GOAL:
Reproduce the records below in full and exactly, without their images.

MATERIAL PROVIDED start

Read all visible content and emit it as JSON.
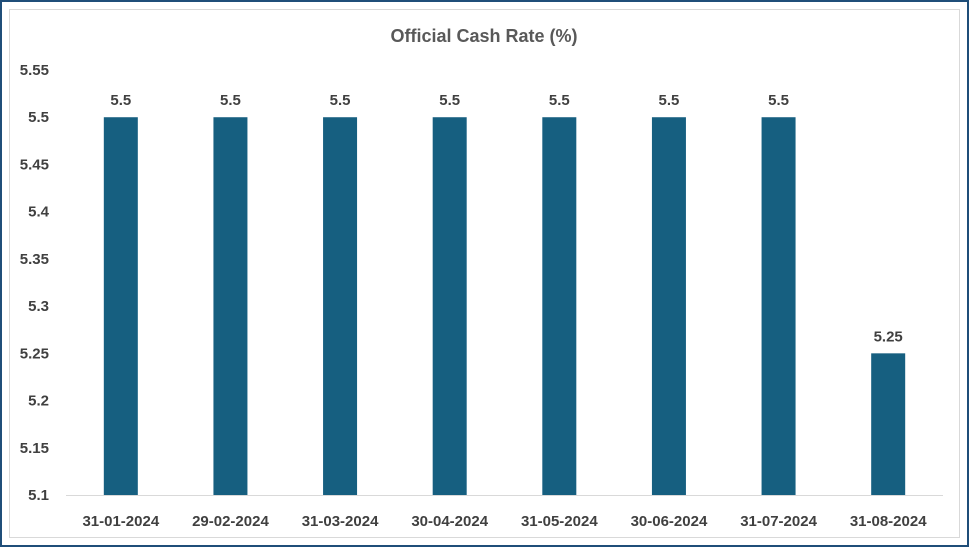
{
  "chart_data": {
    "type": "bar",
    "title": "Official Cash Rate (%)",
    "xlabel": "",
    "ylabel": "",
    "categories": [
      "31-01-2024",
      "29-02-2024",
      "31-03-2024",
      "30-04-2024",
      "31-05-2024",
      "30-06-2024",
      "31-07-2024",
      "31-08-2024"
    ],
    "values": [
      5.5,
      5.5,
      5.5,
      5.5,
      5.5,
      5.5,
      5.5,
      5.25
    ],
    "data_labels": [
      "5.5",
      "5.5",
      "5.5",
      "5.5",
      "5.5",
      "5.5",
      "5.5",
      "5.25"
    ],
    "ylim": [
      5.1,
      5.55
    ],
    "yticks": [
      "5.1",
      "5.15",
      "5.2",
      "5.25",
      "5.3",
      "5.35",
      "5.4",
      "5.45",
      "5.5",
      "5.55"
    ],
    "grid": false,
    "legend": "none",
    "bar_color": "#165f80"
  }
}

MATERIAL PROVIDED end

ANSWER FOR THE TASK:
Read all visible content and emit it as JSON.
{
  "chart_data": {
    "type": "bar",
    "title": "Official Cash Rate (%)",
    "xlabel": "",
    "ylabel": "",
    "categories": [
      "31-01-2024",
      "29-02-2024",
      "31-03-2024",
      "30-04-2024",
      "31-05-2024",
      "30-06-2024",
      "31-07-2024",
      "31-08-2024"
    ],
    "values": [
      5.5,
      5.5,
      5.5,
      5.5,
      5.5,
      5.5,
      5.5,
      5.25
    ],
    "data_labels": [
      "5.5",
      "5.5",
      "5.5",
      "5.5",
      "5.5",
      "5.5",
      "5.5",
      "5.25"
    ],
    "ylim": [
      5.1,
      5.55
    ],
    "yticks": [
      "5.1",
      "5.15",
      "5.2",
      "5.25",
      "5.3",
      "5.35",
      "5.4",
      "5.45",
      "5.5",
      "5.55"
    ],
    "grid": false,
    "legend": "none",
    "bar_color": "#165f80"
  }
}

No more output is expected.